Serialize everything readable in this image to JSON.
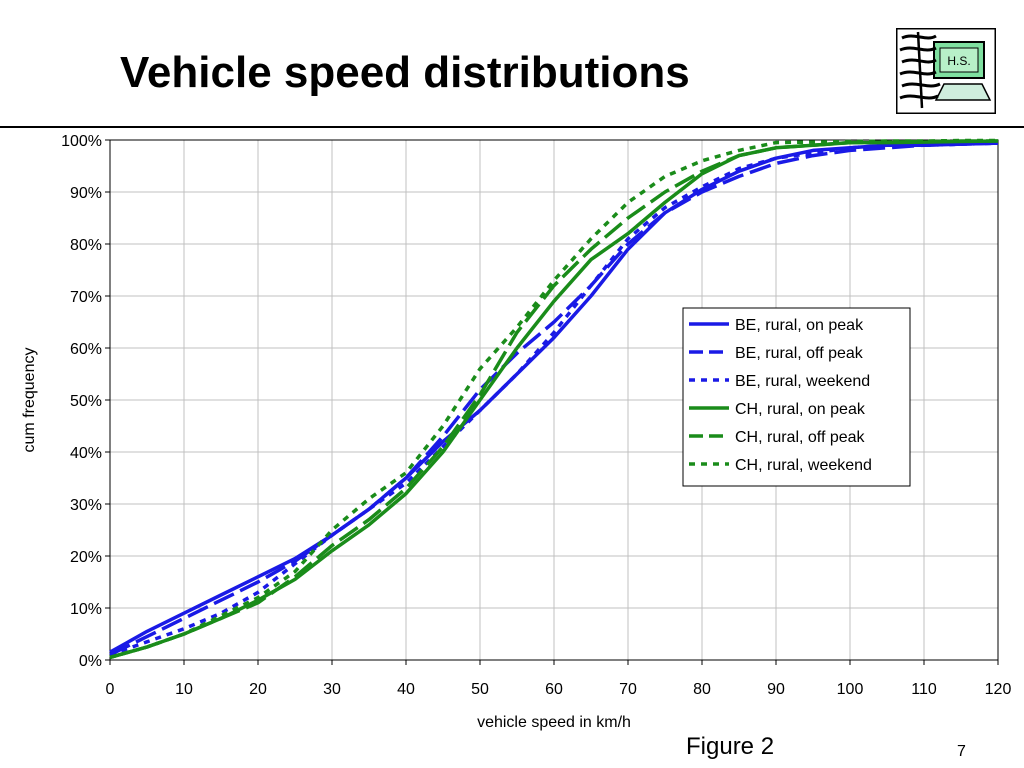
{
  "slide": {
    "title": "Vehicle speed distributions",
    "logo_text": "H.S.",
    "figure_label": "Figure 2",
    "page_number": "7"
  },
  "chart_data": {
    "type": "line",
    "xlabel": "vehicle speed in km/h",
    "ylabel": "cum frequency",
    "xlim": [
      0,
      120
    ],
    "ylim": [
      0,
      100
    ],
    "xticks": [
      0,
      10,
      20,
      30,
      40,
      50,
      60,
      70,
      80,
      90,
      100,
      110,
      120
    ],
    "yticks": [
      0,
      10,
      20,
      30,
      40,
      50,
      60,
      70,
      80,
      90,
      100
    ],
    "ytick_suffix": "%",
    "grid": true,
    "legend_position": "right",
    "series": [
      {
        "name": "BE, rural, on peak",
        "color": "#1a1ae6",
        "dash": "solid",
        "x": [
          0,
          5,
          10,
          15,
          20,
          25,
          30,
          35,
          40,
          45,
          50,
          55,
          60,
          65,
          70,
          75,
          80,
          85,
          90,
          95,
          100,
          105,
          110,
          115,
          120
        ],
        "y": [
          1.5,
          5.5,
          9,
          12.5,
          16,
          19.5,
          24,
          29,
          35,
          42,
          48,
          55,
          62,
          70,
          79,
          86,
          90.5,
          94,
          96.5,
          98,
          98.5,
          99,
          99,
          99.2,
          99.4
        ]
      },
      {
        "name": "BE, rural, off peak",
        "color": "#1a1ae6",
        "dash": "long",
        "x": [
          0,
          5,
          10,
          15,
          20,
          25,
          30,
          35,
          40,
          45,
          50,
          55,
          60,
          65,
          70,
          75,
          80,
          85,
          90,
          95,
          100,
          105,
          110,
          115,
          120
        ],
        "y": [
          1,
          4.5,
          8,
          11.5,
          15,
          19,
          24,
          29,
          35,
          43,
          52,
          59,
          65,
          72,
          80,
          86,
          90,
          93,
          95.5,
          97,
          98,
          98.5,
          99,
          99.2,
          99.4
        ]
      },
      {
        "name": "BE, rural, weekend",
        "color": "#1a1ae6",
        "dash": "dotted",
        "x": [
          0,
          5,
          10,
          15,
          20,
          25,
          30,
          35,
          40,
          45,
          50,
          55,
          60,
          65,
          70,
          75,
          80,
          85,
          90,
          95,
          100,
          105,
          110,
          115,
          120
        ],
        "y": [
          1,
          3.5,
          6,
          9,
          13,
          18.5,
          24,
          29,
          34,
          41,
          48,
          55,
          63,
          72,
          81,
          87,
          91,
          94.5,
          96.5,
          97.5,
          98.5,
          99,
          99,
          99.2,
          99.4
        ]
      },
      {
        "name": "CH, rural, on peak",
        "color": "#1a8c1a",
        "dash": "solid",
        "x": [
          0,
          5,
          10,
          15,
          20,
          25,
          30,
          35,
          40,
          45,
          50,
          55,
          60,
          65,
          70,
          75,
          80,
          85,
          90,
          95,
          100,
          105,
          110,
          115,
          120
        ],
        "y": [
          0.5,
          2.5,
          5,
          8,
          11.5,
          15.5,
          21,
          26,
          32,
          40,
          50,
          60,
          69,
          77,
          82,
          88,
          93.5,
          97,
          98.5,
          99,
          99.5,
          99.5,
          99.6,
          99.7,
          99.8
        ]
      },
      {
        "name": "CH, rural, off peak",
        "color": "#1a8c1a",
        "dash": "long",
        "x": [
          0,
          5,
          10,
          15,
          20,
          25,
          30,
          35,
          40,
          45,
          50,
          55,
          60,
          65,
          70,
          75,
          80,
          85,
          90,
          95,
          100,
          105,
          110,
          115,
          120
        ],
        "y": [
          0.5,
          2.5,
          5,
          8,
          11,
          16,
          22,
          27,
          33,
          41,
          51,
          63,
          72,
          79,
          85,
          90,
          94,
          97,
          98.5,
          99,
          99.5,
          99.6,
          99.7,
          99.8,
          99.8
        ]
      },
      {
        "name": "CH, rural, weekend",
        "color": "#1a8c1a",
        "dash": "dotted",
        "x": [
          0,
          5,
          10,
          15,
          20,
          25,
          30,
          35,
          40,
          45,
          50,
          55,
          60,
          65,
          70,
          75,
          80,
          85,
          90,
          95,
          100,
          105,
          110,
          115,
          120
        ],
        "y": [
          0.5,
          2.5,
          5,
          8.5,
          12,
          17,
          25,
          31,
          36,
          45,
          56,
          64,
          73,
          81,
          88,
          93,
          96,
          98,
          99.5,
          99.6,
          99.7,
          99.8,
          99.8,
          99.9,
          99.9
        ]
      }
    ]
  }
}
==========
Written task :: Make an exact copy of all the material, but keep the pictures out of it.

Expected answer ::
Serialize everything readable in this image to JSON.
{
  "slide": {
    "title": "Vehicle speed distributions",
    "logo_text": "H.S.",
    "figure_label": "Figure 2",
    "page_number": "7"
  },
  "chart_data": {
    "type": "line",
    "xlabel": "vehicle speed in km/h",
    "ylabel": "cum frequency",
    "xlim": [
      0,
      120
    ],
    "ylim": [
      0,
      100
    ],
    "xticks": [
      0,
      10,
      20,
      30,
      40,
      50,
      60,
      70,
      80,
      90,
      100,
      110,
      120
    ],
    "yticks": [
      0,
      10,
      20,
      30,
      40,
      50,
      60,
      70,
      80,
      90,
      100
    ],
    "ytick_suffix": "%",
    "grid": true,
    "legend_position": "right",
    "series": [
      {
        "name": "BE, rural, on peak",
        "color": "#1a1ae6",
        "dash": "solid",
        "x": [
          0,
          5,
          10,
          15,
          20,
          25,
          30,
          35,
          40,
          45,
          50,
          55,
          60,
          65,
          70,
          75,
          80,
          85,
          90,
          95,
          100,
          105,
          110,
          115,
          120
        ],
        "y": [
          1.5,
          5.5,
          9,
          12.5,
          16,
          19.5,
          24,
          29,
          35,
          42,
          48,
          55,
          62,
          70,
          79,
          86,
          90.5,
          94,
          96.5,
          98,
          98.5,
          99,
          99,
          99.2,
          99.4
        ]
      },
      {
        "name": "BE, rural, off peak",
        "color": "#1a1ae6",
        "dash": "long",
        "x": [
          0,
          5,
          10,
          15,
          20,
          25,
          30,
          35,
          40,
          45,
          50,
          55,
          60,
          65,
          70,
          75,
          80,
          85,
          90,
          95,
          100,
          105,
          110,
          115,
          120
        ],
        "y": [
          1,
          4.5,
          8,
          11.5,
          15,
          19,
          24,
          29,
          35,
          43,
          52,
          59,
          65,
          72,
          80,
          86,
          90,
          93,
          95.5,
          97,
          98,
          98.5,
          99,
          99.2,
          99.4
        ]
      },
      {
        "name": "BE, rural, weekend",
        "color": "#1a1ae6",
        "dash": "dotted",
        "x": [
          0,
          5,
          10,
          15,
          20,
          25,
          30,
          35,
          40,
          45,
          50,
          55,
          60,
          65,
          70,
          75,
          80,
          85,
          90,
          95,
          100,
          105,
          110,
          115,
          120
        ],
        "y": [
          1,
          3.5,
          6,
          9,
          13,
          18.5,
          24,
          29,
          34,
          41,
          48,
          55,
          63,
          72,
          81,
          87,
          91,
          94.5,
          96.5,
          97.5,
          98.5,
          99,
          99,
          99.2,
          99.4
        ]
      },
      {
        "name": "CH, rural, on peak",
        "color": "#1a8c1a",
        "dash": "solid",
        "x": [
          0,
          5,
          10,
          15,
          20,
          25,
          30,
          35,
          40,
          45,
          50,
          55,
          60,
          65,
          70,
          75,
          80,
          85,
          90,
          95,
          100,
          105,
          110,
          115,
          120
        ],
        "y": [
          0.5,
          2.5,
          5,
          8,
          11.5,
          15.5,
          21,
          26,
          32,
          40,
          50,
          60,
          69,
          77,
          82,
          88,
          93.5,
          97,
          98.5,
          99,
          99.5,
          99.5,
          99.6,
          99.7,
          99.8
        ]
      },
      {
        "name": "CH, rural, off peak",
        "color": "#1a8c1a",
        "dash": "long",
        "x": [
          0,
          5,
          10,
          15,
          20,
          25,
          30,
          35,
          40,
          45,
          50,
          55,
          60,
          65,
          70,
          75,
          80,
          85,
          90,
          95,
          100,
          105,
          110,
          115,
          120
        ],
        "y": [
          0.5,
          2.5,
          5,
          8,
          11,
          16,
          22,
          27,
          33,
          41,
          51,
          63,
          72,
          79,
          85,
          90,
          94,
          97,
          98.5,
          99,
          99.5,
          99.6,
          99.7,
          99.8,
          99.8
        ]
      },
      {
        "name": "CH, rural, weekend",
        "color": "#1a8c1a",
        "dash": "dotted",
        "x": [
          0,
          5,
          10,
          15,
          20,
          25,
          30,
          35,
          40,
          45,
          50,
          55,
          60,
          65,
          70,
          75,
          80,
          85,
          90,
          95,
          100,
          105,
          110,
          115,
          120
        ],
        "y": [
          0.5,
          2.5,
          5,
          8.5,
          12,
          17,
          25,
          31,
          36,
          45,
          56,
          64,
          73,
          81,
          88,
          93,
          96,
          98,
          99.5,
          99.6,
          99.7,
          99.8,
          99.8,
          99.9,
          99.9
        ]
      }
    ]
  }
}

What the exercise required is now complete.